(Figure data in JSON)
'''
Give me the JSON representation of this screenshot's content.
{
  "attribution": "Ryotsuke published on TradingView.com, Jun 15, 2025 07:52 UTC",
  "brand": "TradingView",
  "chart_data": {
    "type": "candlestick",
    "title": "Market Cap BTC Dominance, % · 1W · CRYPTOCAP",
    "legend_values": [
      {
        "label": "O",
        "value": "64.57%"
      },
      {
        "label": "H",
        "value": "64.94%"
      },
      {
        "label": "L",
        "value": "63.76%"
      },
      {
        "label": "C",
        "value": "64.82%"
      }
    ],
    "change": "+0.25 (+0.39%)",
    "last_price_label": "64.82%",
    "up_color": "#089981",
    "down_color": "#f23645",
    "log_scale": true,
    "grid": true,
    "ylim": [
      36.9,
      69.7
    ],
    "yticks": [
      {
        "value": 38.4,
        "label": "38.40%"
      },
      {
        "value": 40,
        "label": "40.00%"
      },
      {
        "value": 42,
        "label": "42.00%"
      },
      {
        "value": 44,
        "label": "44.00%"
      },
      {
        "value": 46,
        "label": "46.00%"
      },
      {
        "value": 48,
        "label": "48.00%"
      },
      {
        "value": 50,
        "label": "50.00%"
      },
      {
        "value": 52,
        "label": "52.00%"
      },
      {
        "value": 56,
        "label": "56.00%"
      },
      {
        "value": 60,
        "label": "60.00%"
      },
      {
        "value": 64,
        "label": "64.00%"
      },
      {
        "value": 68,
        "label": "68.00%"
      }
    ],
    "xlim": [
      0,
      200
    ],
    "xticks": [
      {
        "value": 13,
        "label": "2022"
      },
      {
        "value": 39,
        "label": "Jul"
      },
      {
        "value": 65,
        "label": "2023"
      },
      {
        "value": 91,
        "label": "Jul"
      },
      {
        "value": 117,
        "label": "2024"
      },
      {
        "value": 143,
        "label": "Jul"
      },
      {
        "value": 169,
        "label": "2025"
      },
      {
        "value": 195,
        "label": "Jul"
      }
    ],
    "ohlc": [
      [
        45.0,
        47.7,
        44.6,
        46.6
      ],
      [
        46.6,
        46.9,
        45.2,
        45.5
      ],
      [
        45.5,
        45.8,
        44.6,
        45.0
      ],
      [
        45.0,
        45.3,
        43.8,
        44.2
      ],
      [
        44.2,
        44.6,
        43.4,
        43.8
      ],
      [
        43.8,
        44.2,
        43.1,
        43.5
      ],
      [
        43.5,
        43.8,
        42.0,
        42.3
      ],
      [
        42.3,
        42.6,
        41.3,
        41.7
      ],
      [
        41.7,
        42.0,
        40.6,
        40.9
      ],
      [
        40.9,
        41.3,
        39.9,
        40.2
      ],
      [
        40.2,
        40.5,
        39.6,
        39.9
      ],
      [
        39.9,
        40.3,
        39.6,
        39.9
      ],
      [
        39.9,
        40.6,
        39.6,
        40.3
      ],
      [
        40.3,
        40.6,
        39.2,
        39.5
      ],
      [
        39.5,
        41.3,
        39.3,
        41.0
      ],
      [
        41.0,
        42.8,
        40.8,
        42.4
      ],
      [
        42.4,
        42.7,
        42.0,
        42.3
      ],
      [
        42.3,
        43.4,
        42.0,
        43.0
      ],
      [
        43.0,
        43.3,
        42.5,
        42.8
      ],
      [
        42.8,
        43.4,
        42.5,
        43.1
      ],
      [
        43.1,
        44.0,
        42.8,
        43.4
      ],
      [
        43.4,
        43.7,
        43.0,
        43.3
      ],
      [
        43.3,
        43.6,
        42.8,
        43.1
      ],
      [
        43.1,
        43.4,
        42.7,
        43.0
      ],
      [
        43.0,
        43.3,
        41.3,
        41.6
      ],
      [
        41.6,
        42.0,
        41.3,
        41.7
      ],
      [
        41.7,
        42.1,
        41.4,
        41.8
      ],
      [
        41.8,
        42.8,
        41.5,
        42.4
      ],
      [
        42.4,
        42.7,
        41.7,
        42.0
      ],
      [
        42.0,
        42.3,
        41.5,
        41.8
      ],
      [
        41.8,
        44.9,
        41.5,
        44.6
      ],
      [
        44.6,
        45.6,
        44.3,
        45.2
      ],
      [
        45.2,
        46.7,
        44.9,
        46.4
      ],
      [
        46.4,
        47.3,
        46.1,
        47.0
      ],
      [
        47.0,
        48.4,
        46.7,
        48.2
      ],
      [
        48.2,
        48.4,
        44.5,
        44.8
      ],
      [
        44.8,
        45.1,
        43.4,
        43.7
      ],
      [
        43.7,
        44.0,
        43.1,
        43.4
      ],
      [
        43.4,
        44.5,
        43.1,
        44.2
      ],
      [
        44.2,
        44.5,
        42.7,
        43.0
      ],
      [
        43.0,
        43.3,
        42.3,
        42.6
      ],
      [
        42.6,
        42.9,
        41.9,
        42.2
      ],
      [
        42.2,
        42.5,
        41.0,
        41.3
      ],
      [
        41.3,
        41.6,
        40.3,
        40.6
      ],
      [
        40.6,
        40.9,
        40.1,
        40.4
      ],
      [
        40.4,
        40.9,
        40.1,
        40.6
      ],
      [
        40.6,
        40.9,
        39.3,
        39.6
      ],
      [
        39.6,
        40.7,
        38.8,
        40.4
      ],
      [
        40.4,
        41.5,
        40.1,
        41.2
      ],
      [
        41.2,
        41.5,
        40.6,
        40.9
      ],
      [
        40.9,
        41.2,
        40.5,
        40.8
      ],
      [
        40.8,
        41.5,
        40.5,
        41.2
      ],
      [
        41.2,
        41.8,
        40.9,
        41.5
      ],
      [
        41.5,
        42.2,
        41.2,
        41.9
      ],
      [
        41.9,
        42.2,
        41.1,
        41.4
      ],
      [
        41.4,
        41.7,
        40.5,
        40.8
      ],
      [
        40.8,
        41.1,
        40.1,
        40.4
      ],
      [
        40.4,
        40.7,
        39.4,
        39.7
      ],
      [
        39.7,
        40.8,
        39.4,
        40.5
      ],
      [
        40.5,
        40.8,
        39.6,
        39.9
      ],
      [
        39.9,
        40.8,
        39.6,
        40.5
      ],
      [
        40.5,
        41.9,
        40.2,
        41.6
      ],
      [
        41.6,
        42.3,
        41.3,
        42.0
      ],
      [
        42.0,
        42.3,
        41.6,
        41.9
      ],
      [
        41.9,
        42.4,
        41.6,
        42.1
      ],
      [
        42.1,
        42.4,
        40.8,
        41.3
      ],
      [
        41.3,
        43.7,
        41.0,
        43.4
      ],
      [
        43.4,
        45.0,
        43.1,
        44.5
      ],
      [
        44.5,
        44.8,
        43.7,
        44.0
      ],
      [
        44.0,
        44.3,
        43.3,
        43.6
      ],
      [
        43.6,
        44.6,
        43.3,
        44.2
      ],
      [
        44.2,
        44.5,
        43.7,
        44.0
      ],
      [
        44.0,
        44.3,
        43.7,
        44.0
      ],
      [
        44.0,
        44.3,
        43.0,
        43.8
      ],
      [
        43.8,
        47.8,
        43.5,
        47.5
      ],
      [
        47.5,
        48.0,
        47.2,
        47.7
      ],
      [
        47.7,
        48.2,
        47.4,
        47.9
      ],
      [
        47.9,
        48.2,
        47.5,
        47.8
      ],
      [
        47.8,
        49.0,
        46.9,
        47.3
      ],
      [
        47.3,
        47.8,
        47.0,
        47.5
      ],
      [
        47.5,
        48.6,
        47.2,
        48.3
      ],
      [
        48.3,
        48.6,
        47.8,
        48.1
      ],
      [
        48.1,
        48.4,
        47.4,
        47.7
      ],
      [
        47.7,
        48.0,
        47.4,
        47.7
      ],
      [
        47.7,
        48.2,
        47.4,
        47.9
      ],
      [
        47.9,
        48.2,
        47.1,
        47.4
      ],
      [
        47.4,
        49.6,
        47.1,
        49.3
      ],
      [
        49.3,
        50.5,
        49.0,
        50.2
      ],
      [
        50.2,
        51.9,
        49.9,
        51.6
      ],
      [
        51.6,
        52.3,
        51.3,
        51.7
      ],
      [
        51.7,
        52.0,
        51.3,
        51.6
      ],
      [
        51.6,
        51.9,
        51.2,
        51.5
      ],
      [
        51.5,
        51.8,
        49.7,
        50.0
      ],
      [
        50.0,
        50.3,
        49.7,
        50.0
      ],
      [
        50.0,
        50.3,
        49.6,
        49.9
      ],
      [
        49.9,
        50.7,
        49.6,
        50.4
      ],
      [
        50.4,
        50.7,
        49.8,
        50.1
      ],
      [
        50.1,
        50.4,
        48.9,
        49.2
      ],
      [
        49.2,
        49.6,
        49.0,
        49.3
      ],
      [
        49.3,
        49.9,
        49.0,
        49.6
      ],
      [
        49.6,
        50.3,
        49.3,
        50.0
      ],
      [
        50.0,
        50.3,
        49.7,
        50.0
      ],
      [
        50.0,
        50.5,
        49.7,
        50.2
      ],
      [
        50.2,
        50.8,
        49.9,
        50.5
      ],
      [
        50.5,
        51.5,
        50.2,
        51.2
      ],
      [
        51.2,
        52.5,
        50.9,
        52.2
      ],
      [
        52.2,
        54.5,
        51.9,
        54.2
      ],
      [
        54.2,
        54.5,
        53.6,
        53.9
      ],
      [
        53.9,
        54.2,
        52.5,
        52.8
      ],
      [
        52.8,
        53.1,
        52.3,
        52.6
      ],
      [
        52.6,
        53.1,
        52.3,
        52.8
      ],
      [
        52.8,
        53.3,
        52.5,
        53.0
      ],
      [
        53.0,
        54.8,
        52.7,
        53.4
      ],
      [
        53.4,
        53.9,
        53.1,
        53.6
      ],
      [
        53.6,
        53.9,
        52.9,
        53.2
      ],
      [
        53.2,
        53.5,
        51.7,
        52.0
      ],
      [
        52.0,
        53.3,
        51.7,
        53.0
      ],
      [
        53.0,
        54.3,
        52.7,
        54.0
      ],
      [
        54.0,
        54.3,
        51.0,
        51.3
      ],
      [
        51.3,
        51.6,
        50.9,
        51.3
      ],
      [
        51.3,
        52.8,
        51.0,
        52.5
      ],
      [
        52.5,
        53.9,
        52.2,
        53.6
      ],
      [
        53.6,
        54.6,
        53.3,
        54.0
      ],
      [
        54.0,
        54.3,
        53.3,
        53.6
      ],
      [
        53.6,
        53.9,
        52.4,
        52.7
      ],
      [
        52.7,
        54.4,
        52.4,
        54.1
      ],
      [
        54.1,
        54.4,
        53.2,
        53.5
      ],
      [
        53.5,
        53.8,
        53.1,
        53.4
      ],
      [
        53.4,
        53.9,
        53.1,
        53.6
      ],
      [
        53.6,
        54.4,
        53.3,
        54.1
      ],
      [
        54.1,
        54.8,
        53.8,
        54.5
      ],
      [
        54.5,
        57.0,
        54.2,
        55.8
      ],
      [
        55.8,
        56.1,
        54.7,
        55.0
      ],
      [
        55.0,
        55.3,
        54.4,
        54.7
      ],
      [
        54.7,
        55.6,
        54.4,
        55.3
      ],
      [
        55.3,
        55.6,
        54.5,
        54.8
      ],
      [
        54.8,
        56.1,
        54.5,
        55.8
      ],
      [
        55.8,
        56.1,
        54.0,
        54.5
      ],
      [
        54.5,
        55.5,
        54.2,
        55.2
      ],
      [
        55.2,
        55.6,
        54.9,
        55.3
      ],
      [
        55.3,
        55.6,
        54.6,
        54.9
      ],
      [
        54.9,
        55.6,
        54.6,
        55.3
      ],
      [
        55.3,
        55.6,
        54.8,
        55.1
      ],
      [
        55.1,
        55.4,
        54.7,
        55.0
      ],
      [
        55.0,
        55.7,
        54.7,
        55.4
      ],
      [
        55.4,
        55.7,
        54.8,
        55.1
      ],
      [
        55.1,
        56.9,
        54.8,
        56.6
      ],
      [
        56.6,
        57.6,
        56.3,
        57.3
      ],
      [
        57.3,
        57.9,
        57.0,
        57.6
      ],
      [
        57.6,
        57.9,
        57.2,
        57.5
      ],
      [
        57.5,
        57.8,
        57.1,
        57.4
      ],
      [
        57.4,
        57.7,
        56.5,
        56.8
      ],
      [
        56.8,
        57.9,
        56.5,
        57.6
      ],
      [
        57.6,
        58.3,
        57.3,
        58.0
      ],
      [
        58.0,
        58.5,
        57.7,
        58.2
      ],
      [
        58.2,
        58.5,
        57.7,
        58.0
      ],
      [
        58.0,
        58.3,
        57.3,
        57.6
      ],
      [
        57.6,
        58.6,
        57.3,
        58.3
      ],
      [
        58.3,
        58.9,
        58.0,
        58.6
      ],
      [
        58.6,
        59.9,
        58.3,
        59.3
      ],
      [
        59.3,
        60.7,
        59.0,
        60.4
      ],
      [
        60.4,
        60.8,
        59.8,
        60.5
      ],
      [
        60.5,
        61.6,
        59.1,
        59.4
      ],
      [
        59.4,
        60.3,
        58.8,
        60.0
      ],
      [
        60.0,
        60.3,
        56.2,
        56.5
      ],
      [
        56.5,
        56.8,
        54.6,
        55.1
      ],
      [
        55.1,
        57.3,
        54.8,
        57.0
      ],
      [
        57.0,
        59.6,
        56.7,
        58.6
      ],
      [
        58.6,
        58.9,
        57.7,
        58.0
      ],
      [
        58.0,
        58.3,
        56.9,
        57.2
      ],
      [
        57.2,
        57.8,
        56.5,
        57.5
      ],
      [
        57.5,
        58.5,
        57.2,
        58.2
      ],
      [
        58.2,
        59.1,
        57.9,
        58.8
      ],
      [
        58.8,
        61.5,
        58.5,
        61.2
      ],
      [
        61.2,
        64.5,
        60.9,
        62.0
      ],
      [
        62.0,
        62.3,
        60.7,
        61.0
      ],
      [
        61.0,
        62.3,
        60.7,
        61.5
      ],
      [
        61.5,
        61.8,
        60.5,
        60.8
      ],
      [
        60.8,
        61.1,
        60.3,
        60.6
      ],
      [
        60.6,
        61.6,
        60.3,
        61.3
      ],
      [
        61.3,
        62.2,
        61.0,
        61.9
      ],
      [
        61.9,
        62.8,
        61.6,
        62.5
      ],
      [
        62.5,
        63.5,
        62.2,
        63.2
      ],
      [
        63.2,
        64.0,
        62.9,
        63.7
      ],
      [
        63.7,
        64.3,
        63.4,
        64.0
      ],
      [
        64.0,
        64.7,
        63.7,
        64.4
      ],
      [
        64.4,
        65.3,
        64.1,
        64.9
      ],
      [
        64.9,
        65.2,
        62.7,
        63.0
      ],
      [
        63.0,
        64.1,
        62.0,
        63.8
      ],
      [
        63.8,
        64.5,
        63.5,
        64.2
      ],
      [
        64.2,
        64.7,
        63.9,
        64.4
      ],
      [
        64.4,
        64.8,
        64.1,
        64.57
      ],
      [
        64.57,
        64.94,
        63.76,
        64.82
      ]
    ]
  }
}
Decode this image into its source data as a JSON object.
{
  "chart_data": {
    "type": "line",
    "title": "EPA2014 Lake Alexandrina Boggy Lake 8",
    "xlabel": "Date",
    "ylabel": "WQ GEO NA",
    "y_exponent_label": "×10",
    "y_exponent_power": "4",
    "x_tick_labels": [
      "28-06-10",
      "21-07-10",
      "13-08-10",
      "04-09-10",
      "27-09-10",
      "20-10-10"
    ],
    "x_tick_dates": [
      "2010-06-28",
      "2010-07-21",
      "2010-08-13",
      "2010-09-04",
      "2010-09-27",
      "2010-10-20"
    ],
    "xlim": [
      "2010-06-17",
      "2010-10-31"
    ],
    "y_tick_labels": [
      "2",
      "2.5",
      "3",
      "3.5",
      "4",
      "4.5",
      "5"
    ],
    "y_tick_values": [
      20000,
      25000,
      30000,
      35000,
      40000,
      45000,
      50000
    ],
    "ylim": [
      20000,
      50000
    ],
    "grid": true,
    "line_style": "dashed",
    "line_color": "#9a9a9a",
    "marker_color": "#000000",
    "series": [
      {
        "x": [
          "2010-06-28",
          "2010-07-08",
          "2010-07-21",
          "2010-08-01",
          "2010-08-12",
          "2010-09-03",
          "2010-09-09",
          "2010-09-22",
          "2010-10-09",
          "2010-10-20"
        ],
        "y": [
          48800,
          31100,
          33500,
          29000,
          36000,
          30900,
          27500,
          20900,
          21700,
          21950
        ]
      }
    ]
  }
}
'''
▸ **Task goal**
All lines that include "this" are to be gathered and copied.

▸ **Problem solution**
Give me the JSON representation of this screenshot's content.
Decode this image into its source data as a JSON object.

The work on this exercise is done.